Carry none of the pictures over; set down the material below exactly.
● ● ● ● ●
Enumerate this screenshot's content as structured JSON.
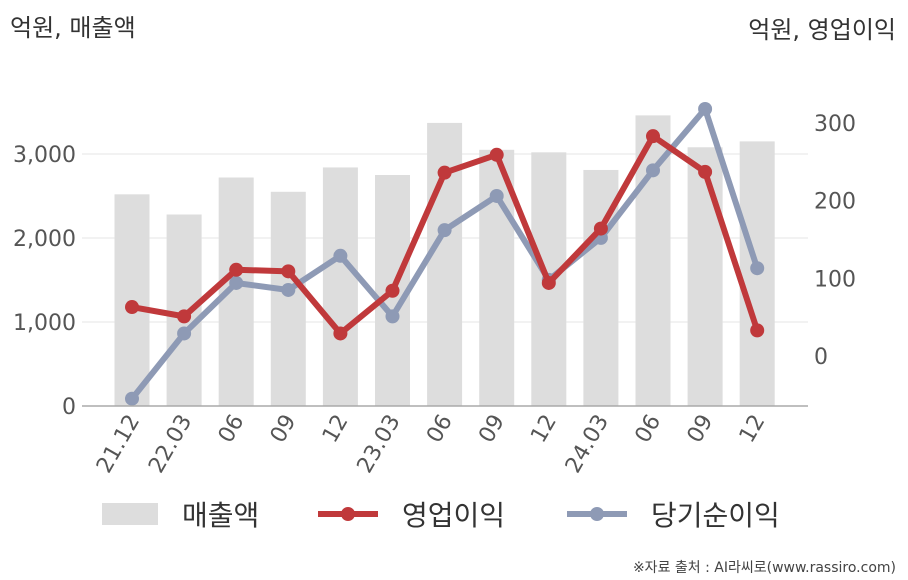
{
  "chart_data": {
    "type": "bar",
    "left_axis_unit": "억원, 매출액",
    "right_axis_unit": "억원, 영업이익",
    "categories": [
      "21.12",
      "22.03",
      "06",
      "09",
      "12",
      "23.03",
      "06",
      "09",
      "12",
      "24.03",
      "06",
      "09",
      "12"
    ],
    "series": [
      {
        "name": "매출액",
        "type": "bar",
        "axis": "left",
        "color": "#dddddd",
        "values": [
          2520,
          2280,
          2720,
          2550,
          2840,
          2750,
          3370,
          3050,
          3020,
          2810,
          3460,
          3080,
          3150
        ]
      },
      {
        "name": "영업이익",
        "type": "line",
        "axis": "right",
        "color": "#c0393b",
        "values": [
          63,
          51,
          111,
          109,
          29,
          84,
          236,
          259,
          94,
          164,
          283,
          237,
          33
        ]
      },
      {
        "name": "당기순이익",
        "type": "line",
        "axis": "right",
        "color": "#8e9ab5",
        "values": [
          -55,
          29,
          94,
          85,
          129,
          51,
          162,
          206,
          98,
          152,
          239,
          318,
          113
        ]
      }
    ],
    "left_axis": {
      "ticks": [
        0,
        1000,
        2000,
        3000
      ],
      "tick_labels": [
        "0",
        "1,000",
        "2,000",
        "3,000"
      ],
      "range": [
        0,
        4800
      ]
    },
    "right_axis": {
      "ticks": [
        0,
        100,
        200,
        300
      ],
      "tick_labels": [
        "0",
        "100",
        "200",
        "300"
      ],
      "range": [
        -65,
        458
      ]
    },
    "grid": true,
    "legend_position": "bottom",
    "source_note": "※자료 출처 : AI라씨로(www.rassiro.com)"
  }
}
● ● ● ● ●
COMPLETED TASK:
Enumerate this screenshot's content as structured JSON.
{
  "chart_data": {
    "type": "bar",
    "left_axis_unit": "억원, 매출액",
    "right_axis_unit": "억원, 영업이익",
    "categories": [
      "21.12",
      "22.03",
      "06",
      "09",
      "12",
      "23.03",
      "06",
      "09",
      "12",
      "24.03",
      "06",
      "09",
      "12"
    ],
    "series": [
      {
        "name": "매출액",
        "type": "bar",
        "axis": "left",
        "color": "#dddddd",
        "values": [
          2520,
          2280,
          2720,
          2550,
          2840,
          2750,
          3370,
          3050,
          3020,
          2810,
          3460,
          3080,
          3150
        ]
      },
      {
        "name": "영업이익",
        "type": "line",
        "axis": "right",
        "color": "#c0393b",
        "values": [
          63,
          51,
          111,
          109,
          29,
          84,
          236,
          259,
          94,
          164,
          283,
          237,
          33
        ]
      },
      {
        "name": "당기순이익",
        "type": "line",
        "axis": "right",
        "color": "#8e9ab5",
        "values": [
          -55,
          29,
          94,
          85,
          129,
          51,
          162,
          206,
          98,
          152,
          239,
          318,
          113
        ]
      }
    ],
    "left_axis": {
      "ticks": [
        0,
        1000,
        2000,
        3000
      ],
      "tick_labels": [
        "0",
        "1,000",
        "2,000",
        "3,000"
      ],
      "range": [
        0,
        4800
      ]
    },
    "right_axis": {
      "ticks": [
        0,
        100,
        200,
        300
      ],
      "tick_labels": [
        "0",
        "100",
        "200",
        "300"
      ],
      "range": [
        -65,
        458
      ]
    },
    "grid": true,
    "legend_position": "bottom",
    "source_note": "※자료 출처 : AI라씨로(www.rassiro.com)"
  }
}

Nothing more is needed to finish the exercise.